▶ [GIVEN REQUEST]: Print all the data, keeping every line exactly as it is.

▶ [SUPPLIED RECORDS]:
|---|

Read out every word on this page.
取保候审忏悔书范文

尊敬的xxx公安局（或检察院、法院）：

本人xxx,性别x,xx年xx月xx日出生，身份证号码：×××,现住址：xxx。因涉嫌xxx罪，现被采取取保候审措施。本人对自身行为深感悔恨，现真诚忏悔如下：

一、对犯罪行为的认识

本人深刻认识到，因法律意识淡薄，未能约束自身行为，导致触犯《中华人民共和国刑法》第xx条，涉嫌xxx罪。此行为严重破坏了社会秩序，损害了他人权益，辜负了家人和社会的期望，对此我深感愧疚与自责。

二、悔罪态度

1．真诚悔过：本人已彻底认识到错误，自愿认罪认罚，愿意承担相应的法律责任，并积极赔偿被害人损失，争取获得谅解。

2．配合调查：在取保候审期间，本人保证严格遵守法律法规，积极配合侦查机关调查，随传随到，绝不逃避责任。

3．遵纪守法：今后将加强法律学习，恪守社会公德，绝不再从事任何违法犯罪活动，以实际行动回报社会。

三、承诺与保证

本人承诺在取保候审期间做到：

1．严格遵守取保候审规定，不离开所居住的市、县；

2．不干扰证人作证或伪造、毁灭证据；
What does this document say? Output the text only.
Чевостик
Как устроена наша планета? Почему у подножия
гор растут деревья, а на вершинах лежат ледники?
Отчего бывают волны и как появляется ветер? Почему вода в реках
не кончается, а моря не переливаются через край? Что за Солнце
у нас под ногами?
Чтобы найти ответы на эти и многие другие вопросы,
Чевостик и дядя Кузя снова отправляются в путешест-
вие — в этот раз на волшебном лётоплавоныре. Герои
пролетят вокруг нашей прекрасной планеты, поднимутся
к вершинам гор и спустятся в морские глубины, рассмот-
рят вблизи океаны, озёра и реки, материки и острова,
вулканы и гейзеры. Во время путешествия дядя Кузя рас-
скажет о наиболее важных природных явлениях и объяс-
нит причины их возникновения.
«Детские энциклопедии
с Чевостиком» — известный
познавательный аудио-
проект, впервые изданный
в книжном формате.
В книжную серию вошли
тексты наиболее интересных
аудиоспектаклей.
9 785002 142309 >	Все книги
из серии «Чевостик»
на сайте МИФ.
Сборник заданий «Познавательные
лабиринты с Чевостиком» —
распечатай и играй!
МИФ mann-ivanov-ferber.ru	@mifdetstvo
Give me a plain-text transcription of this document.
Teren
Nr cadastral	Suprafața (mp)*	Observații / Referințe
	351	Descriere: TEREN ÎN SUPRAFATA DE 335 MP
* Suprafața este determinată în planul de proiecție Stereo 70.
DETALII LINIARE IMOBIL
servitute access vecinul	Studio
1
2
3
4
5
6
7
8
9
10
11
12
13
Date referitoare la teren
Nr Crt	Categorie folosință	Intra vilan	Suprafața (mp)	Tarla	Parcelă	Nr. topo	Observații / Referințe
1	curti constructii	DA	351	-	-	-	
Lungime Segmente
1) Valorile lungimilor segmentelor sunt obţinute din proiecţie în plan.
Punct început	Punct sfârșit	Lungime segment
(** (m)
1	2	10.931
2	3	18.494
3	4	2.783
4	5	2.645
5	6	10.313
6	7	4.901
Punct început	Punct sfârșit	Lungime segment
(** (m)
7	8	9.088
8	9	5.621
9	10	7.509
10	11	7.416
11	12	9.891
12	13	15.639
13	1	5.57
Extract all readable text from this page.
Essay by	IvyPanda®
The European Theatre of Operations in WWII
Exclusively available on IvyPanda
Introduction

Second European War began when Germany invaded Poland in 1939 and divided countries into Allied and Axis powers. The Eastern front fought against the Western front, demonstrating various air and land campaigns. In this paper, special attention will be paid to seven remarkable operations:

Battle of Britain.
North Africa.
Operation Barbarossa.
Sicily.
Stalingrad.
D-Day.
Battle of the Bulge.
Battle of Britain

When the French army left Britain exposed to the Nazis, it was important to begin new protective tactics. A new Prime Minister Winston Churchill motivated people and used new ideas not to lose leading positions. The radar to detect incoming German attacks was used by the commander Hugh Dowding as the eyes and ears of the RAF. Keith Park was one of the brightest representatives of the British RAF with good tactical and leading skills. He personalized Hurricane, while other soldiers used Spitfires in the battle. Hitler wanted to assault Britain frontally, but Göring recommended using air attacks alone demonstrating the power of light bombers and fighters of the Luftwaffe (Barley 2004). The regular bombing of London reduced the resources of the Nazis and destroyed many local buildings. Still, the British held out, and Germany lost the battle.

|---|

▶ [TASK OUTPUT]:
Read out every word on this page.
取保候审忏悔书范文

尊敬的xxx公安局（或检察院、法院）：

本人xxx,性别x,xx年xx月xx日出生，身份证号码：×××,现住址：xxx。因涉嫌xxx罪，现被采取取保候审措施。本人对自身行为深感悔恨，现真诚忏悔如下：

一、对犯罪行为的认识

本人深刻认识到，因法律意识淡薄，未能约束自身行为，导致触犯《中华人民共和国刑法》第xx条，涉嫌xxx罪。此行为严重破坏了社会秩序，损害了他人权益，辜负了家人和社会的期望，对此我深感愧疚与自责。

二、悔罪态度

1．真诚悔过：本人已彻底认识到错误，自愿认罪认罚，愿意承担相应的法律责任，并积极赔偿被害人损失，争取获得谅解。

2．配合调查：在取保候审期间，本人保证严格遵守法律法规，积极配合侦查机关调查，随传随到，绝不逃避责任。

3．遵纪守法：今后将加强法律学习，恪守社会公德，绝不再从事任何违法犯罪活动，以实际行动回报社会。

三、承诺与保证

本人承诺在取保候审期间做到：

1．严格遵守取保候审规定，不离开所居住的市、县；

2．不干扰证人作证或伪造、毁灭证据；
What does this document say? Output the text only.
Чевостик
Как устроена наша планета? Почему у подножия
гор растут деревья, а на вершинах лежат ледники?
Отчего бывают волны и как появляется ветер? Почему вода в реках
не кончается, а моря не переливаются через край? Что за Солнце
у нас под ногами?
Чтобы найти ответы на эти и многие другие вопросы,
Чевостик и дядя Кузя снова отправляются в путешест-
вие — в этот раз на волшебном лётоплавоныре. Герои
пролетят вокруг нашей прекрасной планеты, поднимутся
к вершинам гор и спустятся в морские глубины, рассмот-
рят вблизи океаны, озёра и реки, материки и острова,
вулканы и гейзеры. Во время путешествия дядя Кузя рас-
скажет о наиболее важных природных явлениях и объяс-
нит причины их возникновения.
«Детские энциклопедии
с Чевостиком» — известный
познавательный аудио-
проект, впервые изданный
в книжном формате.
В книжную серию вошли
тексты наиболее интересных
аудиоспектаклей.
9 785002 142309 >	Все книги
из серии «Чевостик»
на сайте МИФ.
Сборник заданий «Познавательные
лабиринты с Чевостиком» —
распечатай и играй!
МИФ mann-ivanov-ferber.ru	@mifdetstvo
Give me a plain-text transcription of this document.
Teren
Nr cadastral	Suprafața (mp)*	Observații / Referințe
	351	Descriere: TEREN ÎN SUPRAFATA DE 335 MP
* Suprafața este determinată în planul de proiecție Stereo 70.
DETALII LINIARE IMOBIL
servitute access vecinul	Studio
1
2
3
4
5
6
7
8
9
10
11
12
13
Date referitoare la teren
Nr Crt	Categorie folosință	Intra vilan	Suprafața (mp)	Tarla	Parcelă	Nr. topo	Observații / Referințe
1	curti constructii	DA	351	-	-	-	
Lungime Segmente
1) Valorile lungimilor segmentelor sunt obţinute din proiecţie în plan.
Punct început	Punct sfârșit	Lungime segment
(** (m)
1	2	10.931
2	3	18.494
3	4	2.783
4	5	2.645
5	6	10.313
6	7	4.901
Punct început	Punct sfârșit	Lungime segment
(** (m)
7	8	9.088
8	9	5.621
9	10	7.509
10	11	7.416
11	12	9.891
12	13	15.639
13	1	5.57
Extract all readable text from this page.
Essay by	IvyPanda®
The European Theatre of Operations in WWII
Exclusively available on IvyPanda
Introduction

Second European War began when Germany invaded Poland in 1939 and divided countries into Allied and Axis powers. The Eastern front fought against the Western front, demonstrating various air and land campaigns. In this paper, special attention will be paid to seven remarkable operations:

Battle of Britain.
North Africa.
Operation Barbarossa.
Sicily.
Stalingrad.
D-Day.
Battle of the Bulge.
Battle of Britain

When the French army left Britain exposed to the Nazis, it was important to begin new protective tactics. A new Prime Minister Winston Churchill motivated people and used new ideas not to lose leading positions. The radar to detect incoming German attacks was used by the commander Hugh Dowding as the eyes and ears of the RAF. Keith Park was one of the brightest representatives of the British RAF with good tactical and leading skills. He personalized Hurricane, while other soldiers used Spitfires in the battle. Hitler wanted to assault Britain frontally, but Göring recommended using air attacks alone demonstrating the power of light bombers and fighters of the Luftwaffe (Barley 2004). The regular bombing of London reduced the resources of the Nazis and destroyed many local buildings. Still, the British held out, and Germany lost the battle.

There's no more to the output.